Questions on the material –
(A) Reproduce everything in the article about the Charleston Gay Men's Chorale from "The group, which" down to "with the audience.".
(B) Continue the article about the Charleston Gay Men's Chorale from its last sentence.

Charleston Gay Men's Chorale finds it voice(s)
WANT TO GO?
"A Winter Tapestry"
Charleston Gay Men's Chorale
WHEN: 7 p.m. Saturday
WHERE: Bream Memorial Presbyterian Church, 317 Washington St.
ADMISSION: Free, donations accepted
INFO: facebook.com/CharlestonGayMensChorale CHARLESTON, W.Va. -- The Charleston Gay Men's Chorale made its debut in June at the West Virginia Pride Festival. The rapid harmonic progress the group has undergone will be on full display at a Saturday concert of multicultural holiday music.
"I never dreamed in less than a year it would have taken off to this point," said chorale director and founder Billy Burdette.
The group, which features 18 singers led by Burdette along with a piano accompanist, presents "A Winter Tapestry" at 7 p.m. Saturday at Bream Memorial Presbyterian Church, 317 Washington St.
The chorale will perform a blend of African, English and American selections, including an American folk tune, traditional Christmas songs, a Hanukkah piece and some songs with the audience.

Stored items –
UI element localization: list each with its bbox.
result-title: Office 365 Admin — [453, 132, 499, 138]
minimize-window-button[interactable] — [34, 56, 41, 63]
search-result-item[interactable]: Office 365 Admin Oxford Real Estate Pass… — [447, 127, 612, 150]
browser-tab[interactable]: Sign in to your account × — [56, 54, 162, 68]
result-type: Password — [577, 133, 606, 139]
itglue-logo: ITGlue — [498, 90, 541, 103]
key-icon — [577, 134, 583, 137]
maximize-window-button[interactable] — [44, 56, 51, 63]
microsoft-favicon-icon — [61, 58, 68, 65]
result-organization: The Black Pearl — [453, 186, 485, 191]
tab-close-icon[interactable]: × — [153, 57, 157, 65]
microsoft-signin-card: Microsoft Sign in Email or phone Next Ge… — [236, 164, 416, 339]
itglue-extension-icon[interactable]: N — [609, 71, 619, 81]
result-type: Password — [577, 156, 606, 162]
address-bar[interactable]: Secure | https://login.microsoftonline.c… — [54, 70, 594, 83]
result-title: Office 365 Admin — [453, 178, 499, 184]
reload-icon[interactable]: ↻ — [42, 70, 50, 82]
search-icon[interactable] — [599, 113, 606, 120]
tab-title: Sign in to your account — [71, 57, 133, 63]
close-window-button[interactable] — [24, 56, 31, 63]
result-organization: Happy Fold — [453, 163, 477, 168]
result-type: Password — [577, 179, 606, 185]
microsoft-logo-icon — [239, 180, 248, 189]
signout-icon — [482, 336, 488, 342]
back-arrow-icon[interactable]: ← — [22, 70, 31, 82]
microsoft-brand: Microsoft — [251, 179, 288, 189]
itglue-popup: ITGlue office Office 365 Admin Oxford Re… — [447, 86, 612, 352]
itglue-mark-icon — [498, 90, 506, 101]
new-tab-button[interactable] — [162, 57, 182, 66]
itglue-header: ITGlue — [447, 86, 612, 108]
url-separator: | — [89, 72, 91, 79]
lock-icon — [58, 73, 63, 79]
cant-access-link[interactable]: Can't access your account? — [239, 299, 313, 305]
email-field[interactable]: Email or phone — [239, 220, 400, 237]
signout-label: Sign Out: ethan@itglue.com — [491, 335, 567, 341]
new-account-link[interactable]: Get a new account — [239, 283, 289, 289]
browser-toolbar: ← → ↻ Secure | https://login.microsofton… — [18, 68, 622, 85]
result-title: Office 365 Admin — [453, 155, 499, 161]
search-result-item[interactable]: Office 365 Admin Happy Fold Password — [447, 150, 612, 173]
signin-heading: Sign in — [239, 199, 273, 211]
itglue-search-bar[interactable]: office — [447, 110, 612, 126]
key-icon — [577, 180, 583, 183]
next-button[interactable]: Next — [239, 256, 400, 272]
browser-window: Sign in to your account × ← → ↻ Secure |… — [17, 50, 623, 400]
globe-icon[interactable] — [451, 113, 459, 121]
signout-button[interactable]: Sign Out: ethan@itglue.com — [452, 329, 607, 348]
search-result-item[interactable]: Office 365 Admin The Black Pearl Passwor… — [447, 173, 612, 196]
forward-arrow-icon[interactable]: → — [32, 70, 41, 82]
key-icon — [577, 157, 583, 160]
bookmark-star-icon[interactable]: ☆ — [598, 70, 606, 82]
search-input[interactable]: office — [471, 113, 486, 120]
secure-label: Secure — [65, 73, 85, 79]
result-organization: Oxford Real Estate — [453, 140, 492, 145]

Numbered responses –
(A)
The group, which features 18 singers led by Burdette along with a piano accompanist, presents "A Winter Tapestry" at 7 p.m. Saturday at Bream Memorial Presbyterian Church, 317 Washington St.
The chorale will perform a blend of African, English and American selections, including an American folk tune, traditional Christmas songs, a Hanukkah piece and some songs with the audience.

(B)
The group represents a kind of a benchmark for how far the gay men's community in Charleston has come, Burdette said.
"The big idea behind this -- and we do have a mission statement -- was to be a positive light on the gay community as a whole, to overcome some of the stereotypes that folks think about the gay community."
The chorale was also a way for Burdette to get back to doing what he loves after returning to West Virginia to be closer to his family. Burdette, a music teacher who taught for years in Virginia, had made a career change into educational non-profit work. Then, in August, the 33-year-old took a job as a school chorus leader and music teacher in the area.
He wanted to put some live performance back into his own Charleston existence.
"I was missing the musical aspect of his life. I decided we needed to -- I needed to, really -- start something that could feed that side of myself," he said.
He noted the several choral groups that existed already around town and then had his big idea. "Most larger cities have a gay chorus or choir. Being a gay man, I thought, hey, there's an outlet," said Burdette.
The group has come along quickly.
And that mission statement? Here it is:
"The mission of the Charleston Gay Men's Chorale is to present quality entertainment, provide an opportunity for wholesome social interaction for our members, and portray, through eclectic performances, a positive image that will honor and uplift the gay community and affirm the worth of all people."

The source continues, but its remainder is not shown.